SHORT TASK =
Locate each line of the material that contains "JSON", then return it.

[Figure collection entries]
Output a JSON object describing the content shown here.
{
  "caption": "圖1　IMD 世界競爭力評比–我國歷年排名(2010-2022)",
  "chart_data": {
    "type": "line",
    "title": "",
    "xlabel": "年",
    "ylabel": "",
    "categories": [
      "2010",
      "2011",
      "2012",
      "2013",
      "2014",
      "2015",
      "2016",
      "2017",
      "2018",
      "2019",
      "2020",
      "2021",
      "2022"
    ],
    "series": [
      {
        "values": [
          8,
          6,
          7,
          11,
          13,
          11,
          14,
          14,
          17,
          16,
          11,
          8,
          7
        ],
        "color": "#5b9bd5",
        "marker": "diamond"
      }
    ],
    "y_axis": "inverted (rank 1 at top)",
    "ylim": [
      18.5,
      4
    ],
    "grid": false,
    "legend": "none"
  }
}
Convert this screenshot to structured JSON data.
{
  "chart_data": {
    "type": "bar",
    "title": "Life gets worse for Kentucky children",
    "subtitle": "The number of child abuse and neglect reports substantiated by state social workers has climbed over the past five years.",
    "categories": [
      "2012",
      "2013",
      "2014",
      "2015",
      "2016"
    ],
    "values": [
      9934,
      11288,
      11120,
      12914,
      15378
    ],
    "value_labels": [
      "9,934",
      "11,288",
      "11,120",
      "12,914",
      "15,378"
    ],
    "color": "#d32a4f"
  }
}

RESPONSE =
Output a JSON object describing the content shown here.
Convert this screenshot to structured JSON data.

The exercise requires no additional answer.